------ RECORD LIST
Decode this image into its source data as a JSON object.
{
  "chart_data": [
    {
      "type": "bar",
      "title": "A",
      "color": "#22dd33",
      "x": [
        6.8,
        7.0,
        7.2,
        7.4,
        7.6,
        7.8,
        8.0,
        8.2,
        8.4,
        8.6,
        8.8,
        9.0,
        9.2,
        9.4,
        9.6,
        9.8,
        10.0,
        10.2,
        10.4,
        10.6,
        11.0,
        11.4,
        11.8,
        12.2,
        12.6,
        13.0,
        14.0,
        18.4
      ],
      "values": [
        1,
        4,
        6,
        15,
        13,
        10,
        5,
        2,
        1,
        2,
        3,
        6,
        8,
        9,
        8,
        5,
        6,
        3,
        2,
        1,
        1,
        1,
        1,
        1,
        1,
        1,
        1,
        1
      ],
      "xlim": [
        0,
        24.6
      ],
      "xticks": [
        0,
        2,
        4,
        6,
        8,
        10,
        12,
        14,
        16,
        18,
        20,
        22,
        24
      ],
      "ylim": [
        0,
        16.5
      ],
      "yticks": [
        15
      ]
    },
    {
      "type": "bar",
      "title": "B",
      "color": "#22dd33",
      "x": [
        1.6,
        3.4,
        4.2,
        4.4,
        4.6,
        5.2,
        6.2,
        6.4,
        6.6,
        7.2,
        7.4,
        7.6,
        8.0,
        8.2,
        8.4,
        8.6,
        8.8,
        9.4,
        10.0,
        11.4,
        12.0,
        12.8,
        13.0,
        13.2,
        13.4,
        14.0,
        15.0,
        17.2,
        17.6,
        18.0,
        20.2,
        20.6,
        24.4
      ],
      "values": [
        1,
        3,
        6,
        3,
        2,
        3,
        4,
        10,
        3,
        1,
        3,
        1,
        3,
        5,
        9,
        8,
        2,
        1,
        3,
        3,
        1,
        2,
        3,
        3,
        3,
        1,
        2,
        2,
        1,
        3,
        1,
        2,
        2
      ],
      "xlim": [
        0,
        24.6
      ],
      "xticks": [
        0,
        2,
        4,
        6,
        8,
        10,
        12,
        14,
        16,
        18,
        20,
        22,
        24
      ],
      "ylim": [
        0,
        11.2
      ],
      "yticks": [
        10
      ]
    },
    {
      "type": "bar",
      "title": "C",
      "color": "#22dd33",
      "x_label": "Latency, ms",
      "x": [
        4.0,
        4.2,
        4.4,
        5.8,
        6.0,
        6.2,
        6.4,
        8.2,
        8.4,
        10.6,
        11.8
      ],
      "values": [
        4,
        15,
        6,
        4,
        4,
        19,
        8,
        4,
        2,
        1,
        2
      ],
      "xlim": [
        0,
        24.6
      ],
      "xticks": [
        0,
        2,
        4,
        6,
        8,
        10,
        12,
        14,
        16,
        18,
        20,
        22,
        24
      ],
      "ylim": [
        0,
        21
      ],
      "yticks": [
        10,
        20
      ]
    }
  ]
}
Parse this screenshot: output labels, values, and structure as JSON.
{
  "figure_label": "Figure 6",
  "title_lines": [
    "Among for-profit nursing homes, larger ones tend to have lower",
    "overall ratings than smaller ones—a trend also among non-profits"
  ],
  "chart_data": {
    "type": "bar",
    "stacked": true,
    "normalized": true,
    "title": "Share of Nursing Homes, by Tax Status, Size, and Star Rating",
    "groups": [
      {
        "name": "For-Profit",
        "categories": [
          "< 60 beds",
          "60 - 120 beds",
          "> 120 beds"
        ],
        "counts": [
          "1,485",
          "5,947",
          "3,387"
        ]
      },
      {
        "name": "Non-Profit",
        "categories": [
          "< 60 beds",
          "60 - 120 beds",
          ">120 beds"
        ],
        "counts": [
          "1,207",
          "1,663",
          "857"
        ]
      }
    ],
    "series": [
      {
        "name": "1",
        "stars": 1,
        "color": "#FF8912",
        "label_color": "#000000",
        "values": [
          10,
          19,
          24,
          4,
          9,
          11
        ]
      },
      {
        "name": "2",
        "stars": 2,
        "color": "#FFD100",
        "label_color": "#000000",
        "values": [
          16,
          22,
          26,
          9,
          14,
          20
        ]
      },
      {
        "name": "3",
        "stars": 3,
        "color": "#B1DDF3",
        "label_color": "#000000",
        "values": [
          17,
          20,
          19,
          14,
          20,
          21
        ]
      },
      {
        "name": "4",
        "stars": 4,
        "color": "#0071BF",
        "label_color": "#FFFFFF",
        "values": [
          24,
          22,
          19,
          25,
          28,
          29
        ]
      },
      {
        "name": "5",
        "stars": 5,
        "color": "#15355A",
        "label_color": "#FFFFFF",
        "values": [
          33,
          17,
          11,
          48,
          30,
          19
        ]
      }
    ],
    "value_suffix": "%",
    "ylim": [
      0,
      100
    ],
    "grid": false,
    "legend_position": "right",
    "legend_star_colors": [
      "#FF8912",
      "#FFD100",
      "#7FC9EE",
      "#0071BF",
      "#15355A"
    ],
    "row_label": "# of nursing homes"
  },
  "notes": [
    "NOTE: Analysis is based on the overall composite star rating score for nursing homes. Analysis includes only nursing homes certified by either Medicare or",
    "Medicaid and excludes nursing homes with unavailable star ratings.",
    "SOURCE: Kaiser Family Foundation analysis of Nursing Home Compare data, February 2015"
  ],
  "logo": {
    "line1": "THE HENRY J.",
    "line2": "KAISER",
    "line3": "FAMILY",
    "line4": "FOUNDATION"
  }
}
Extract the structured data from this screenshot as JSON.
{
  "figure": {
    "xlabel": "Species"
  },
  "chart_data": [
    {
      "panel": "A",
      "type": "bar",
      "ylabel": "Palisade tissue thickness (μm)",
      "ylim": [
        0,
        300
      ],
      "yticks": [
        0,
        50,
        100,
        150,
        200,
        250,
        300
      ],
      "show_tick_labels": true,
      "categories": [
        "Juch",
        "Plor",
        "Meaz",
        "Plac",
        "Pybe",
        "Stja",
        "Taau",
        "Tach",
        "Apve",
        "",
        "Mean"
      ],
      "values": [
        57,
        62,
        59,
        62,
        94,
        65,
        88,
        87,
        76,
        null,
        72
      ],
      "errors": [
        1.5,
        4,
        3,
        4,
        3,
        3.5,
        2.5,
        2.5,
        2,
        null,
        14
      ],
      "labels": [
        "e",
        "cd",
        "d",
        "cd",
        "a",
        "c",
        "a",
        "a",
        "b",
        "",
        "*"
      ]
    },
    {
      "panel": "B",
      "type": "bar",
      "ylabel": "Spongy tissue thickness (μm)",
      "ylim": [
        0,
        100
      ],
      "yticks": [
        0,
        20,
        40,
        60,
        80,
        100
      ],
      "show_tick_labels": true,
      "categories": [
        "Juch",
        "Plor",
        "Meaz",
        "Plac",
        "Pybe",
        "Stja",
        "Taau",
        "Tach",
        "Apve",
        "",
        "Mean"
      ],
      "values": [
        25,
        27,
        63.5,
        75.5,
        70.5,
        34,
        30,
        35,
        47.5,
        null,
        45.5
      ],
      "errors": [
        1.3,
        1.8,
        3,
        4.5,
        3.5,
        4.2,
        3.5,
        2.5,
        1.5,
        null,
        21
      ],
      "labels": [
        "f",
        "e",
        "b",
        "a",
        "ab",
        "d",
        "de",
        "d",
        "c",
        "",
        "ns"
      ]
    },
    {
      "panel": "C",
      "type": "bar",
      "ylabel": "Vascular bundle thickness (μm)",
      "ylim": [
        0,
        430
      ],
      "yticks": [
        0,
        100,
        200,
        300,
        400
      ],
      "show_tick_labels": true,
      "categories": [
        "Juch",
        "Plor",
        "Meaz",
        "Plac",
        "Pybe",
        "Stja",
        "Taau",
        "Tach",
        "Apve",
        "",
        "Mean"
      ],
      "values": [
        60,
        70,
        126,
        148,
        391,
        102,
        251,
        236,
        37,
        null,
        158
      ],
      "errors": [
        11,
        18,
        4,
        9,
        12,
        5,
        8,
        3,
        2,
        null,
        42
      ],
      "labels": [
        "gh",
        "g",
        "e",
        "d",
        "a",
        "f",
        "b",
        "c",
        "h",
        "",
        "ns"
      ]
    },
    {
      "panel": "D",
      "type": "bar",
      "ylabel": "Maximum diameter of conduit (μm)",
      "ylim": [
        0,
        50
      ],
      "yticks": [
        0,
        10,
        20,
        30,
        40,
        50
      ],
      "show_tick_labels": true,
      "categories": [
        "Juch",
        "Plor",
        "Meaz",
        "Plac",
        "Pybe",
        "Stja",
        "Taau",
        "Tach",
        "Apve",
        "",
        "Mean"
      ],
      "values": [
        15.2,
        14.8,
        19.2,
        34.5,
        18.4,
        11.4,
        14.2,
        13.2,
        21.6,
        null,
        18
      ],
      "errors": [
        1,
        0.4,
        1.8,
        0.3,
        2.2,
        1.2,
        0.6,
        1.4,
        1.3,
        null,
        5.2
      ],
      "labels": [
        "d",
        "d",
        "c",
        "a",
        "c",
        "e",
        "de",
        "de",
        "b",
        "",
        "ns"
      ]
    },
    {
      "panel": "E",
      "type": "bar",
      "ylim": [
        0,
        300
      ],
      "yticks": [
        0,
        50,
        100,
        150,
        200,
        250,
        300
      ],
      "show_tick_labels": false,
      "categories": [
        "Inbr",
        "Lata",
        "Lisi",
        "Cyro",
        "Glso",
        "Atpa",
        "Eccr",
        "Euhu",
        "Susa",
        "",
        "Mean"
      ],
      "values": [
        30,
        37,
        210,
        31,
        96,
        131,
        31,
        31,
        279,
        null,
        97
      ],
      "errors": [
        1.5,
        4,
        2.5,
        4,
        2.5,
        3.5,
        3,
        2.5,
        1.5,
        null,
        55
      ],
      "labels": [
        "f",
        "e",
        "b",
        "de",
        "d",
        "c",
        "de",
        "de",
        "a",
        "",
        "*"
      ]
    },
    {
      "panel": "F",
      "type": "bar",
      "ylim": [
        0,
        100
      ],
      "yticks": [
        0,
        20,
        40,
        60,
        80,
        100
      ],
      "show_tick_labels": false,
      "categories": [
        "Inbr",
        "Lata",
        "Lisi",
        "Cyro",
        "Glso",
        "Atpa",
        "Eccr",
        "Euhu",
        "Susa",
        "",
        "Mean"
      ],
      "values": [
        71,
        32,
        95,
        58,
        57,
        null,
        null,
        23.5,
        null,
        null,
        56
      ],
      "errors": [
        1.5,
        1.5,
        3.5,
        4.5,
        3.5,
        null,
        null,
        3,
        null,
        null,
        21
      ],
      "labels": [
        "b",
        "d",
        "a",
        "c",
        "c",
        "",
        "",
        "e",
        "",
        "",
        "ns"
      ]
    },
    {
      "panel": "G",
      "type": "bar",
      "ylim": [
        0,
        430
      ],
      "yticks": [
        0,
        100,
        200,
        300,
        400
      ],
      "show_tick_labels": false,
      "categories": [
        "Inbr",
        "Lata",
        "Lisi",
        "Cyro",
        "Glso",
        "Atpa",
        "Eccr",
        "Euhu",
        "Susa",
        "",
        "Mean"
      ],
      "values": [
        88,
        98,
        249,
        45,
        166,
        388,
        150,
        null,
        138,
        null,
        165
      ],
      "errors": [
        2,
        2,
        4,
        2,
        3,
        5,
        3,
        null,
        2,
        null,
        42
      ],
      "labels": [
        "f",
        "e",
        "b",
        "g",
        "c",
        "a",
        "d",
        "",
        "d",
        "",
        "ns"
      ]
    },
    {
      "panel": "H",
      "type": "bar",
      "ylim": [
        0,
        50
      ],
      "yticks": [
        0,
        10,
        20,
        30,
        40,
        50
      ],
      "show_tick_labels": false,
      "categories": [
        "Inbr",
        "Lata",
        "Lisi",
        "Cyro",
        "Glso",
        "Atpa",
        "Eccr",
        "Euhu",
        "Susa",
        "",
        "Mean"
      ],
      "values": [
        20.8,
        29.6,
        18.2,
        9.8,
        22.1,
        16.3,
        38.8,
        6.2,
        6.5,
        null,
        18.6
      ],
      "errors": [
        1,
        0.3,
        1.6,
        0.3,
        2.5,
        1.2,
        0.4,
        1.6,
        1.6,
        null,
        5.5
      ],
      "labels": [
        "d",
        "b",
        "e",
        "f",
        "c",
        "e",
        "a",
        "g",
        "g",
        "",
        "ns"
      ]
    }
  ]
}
------------
■ STATED GOAL
Copy every line in the entries above that has the string "tissue" in it.

■ SOLUTION FOR THIS EXERCISE
      "ylabel": "Palisade tissue thickness (μm)",
      "ylabel": "Spongy tissue thickness (μm)",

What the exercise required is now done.